Your instructions:
Output the entries verbatim, including every line.

Data listing:
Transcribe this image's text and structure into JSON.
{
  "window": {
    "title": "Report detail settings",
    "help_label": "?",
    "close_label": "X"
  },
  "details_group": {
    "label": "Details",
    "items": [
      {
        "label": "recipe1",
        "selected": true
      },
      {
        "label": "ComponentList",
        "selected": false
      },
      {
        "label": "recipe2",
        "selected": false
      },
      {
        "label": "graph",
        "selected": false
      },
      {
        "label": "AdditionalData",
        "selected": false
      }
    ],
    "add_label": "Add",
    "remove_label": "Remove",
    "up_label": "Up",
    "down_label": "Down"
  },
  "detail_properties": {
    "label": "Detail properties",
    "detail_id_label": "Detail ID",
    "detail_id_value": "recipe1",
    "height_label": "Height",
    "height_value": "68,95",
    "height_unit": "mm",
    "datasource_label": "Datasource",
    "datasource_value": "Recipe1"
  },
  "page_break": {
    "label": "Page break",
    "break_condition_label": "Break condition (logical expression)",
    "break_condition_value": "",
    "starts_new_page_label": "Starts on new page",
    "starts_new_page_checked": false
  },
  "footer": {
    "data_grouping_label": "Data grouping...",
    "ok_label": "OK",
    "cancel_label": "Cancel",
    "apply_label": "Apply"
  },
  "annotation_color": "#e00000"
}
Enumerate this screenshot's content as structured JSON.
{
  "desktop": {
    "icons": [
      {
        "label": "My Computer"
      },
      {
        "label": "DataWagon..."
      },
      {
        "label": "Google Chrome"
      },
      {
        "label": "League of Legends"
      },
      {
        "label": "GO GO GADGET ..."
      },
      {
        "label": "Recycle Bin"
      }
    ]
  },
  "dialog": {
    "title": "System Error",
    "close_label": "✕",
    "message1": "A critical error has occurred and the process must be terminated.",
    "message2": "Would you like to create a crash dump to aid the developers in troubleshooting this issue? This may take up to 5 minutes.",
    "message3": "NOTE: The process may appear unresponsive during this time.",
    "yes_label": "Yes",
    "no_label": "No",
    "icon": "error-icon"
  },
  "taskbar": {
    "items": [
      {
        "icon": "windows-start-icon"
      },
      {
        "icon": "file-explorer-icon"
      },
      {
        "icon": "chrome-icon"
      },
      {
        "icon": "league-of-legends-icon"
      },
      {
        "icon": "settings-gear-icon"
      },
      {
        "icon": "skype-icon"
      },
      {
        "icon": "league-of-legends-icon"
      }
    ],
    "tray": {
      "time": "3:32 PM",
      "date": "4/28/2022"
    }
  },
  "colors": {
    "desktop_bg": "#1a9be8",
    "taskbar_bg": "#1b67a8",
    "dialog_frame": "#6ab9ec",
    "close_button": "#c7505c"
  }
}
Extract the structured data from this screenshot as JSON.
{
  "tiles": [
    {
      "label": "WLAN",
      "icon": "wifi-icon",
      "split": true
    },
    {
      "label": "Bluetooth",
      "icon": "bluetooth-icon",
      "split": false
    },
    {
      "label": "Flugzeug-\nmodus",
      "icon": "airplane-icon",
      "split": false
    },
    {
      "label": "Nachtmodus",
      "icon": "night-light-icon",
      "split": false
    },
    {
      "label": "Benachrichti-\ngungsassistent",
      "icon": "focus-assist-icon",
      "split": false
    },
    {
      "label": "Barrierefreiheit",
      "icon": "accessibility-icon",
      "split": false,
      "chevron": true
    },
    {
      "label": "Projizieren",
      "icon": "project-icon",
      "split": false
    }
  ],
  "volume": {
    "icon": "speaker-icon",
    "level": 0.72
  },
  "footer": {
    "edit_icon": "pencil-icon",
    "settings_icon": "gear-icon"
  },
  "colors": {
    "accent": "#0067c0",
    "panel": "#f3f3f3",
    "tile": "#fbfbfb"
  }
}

Response below:
Transcribe this image's text and structure into JSON.
{
  "window": {
    "title": "Report detail settings",
    "help_label": "?",
    "close_label": "X"
  },
  "details_group": {
    "label": "Details",
    "items": [
      {
        "label": "recipe1",
        "selected": true
      },
      {
        "label": "ComponentList",
        "selected": false
      },
      {
        "label": "recipe2",
        "selected": false
      },
      {
        "label": "graph",
        "selected": false
      },
      {
        "label": "AdditionalData",
        "selected": false
      }
    ],
    "add_label": "Add",
    "remove_label": "Remove",
    "up_label": "Up",
    "down_label": "Down"
  },
  "detail_properties": {
    "label": "Detail properties",
    "detail_id_label": "Detail ID",
    "detail_id_value": "recipe1",
    "height_label": "Height",
    "height_value": "68,95",
    "height_unit": "mm",
    "datasource_label": "Datasource",
    "datasource_value": "Recipe1"
  },
  "page_break": {
    "label": "Page break",
    "break_condition_label": "Break condition (logical expression)",
    "break_condition_value": "",
    "starts_new_page_label": "Starts on new page",
    "starts_new_page_checked": false
  },
  "footer": {
    "data_grouping_label": "Data grouping...",
    "ok_label": "OK",
    "cancel_label": "Cancel",
    "apply_label": "Apply"
  },
  "annotation_color": "#e00000"
}
Enumerate this screenshot's content as structured JSON.
{
  "desktop": {
    "icons": [
      {
        "label": "My Computer"
      },
      {
        "label": "DataWagon..."
      },
      {
        "label": "Google Chrome"
      },
      {
        "label": "League of Legends"
      },
      {
        "label": "GO GO GADGET ..."
      },
      {
        "label": "Recycle Bin"
      }
    ]
  },
  "dialog": {
    "title": "System Error",
    "close_label": "✕",
    "message1": "A critical error has occurred and the process must be terminated.",
    "message2": "Would you like to create a crash dump to aid the developers in troubleshooting this issue? This may take up to 5 minutes.",
    "message3": "NOTE: The process may appear unresponsive during this time.",
    "yes_label": "Yes",
    "no_label": "No",
    "icon": "error-icon"
  },
  "taskbar": {
    "items": [
      {
        "icon": "windows-start-icon"
      },
      {
        "icon": "file-explorer-icon"
      },
      {
        "icon": "chrome-icon"
      },
      {
        "icon": "league-of-legends-icon"
      },
      {
        "icon": "settings-gear-icon"
      },
      {
        "icon": "skype-icon"
      },
      {
        "icon": "league-of-legends-icon"
      }
    ],
    "tray": {
      "time": "3:32 PM",
      "date": "4/28/2022"
    }
  },
  "colors": {
    "desktop_bg": "#1a9be8",
    "taskbar_bg": "#1b67a8",
    "dialog_frame": "#6ab9ec",
    "close_button": "#c7505c"
  }
}
Extract the structured data from this screenshot as JSON.
{
  "tiles": [
    {
      "label": "WLAN",
      "icon": "wifi-icon",
      "split": true
    },
    {
      "label": "Bluetooth",
      "icon": "bluetooth-icon",
      "split": false
    },
    {
      "label": "Flugzeug-\nmodus",
      "icon": "airplane-icon",
      "split": false
    },
    {
      "label": "Nachtmodus",
      "icon": "night-light-icon",
      "split": false
    },
    {
      "label": "Benachrichti-\ngungsassistent",
      "icon": "focus-assist-icon",
      "split": false
    },
    {
      "label": "Barrierefreiheit",
      "icon": "accessibility-icon",
      "split": false,
      "chevron": true
    },
    {
      "label": "Projizieren",
      "icon": "project-icon",
      "split": false
    }
  ],
  "volume": {
    "icon": "speaker-icon",
    "level": 0.72
  },
  "footer": {
    "edit_icon": "pencil-icon",
    "settings_icon": "gear-icon"
  },
  "colors": {
    "accent": "#0067c0",
    "panel": "#f3f3f3",
    "tile": "#fbfbfb"
  }
}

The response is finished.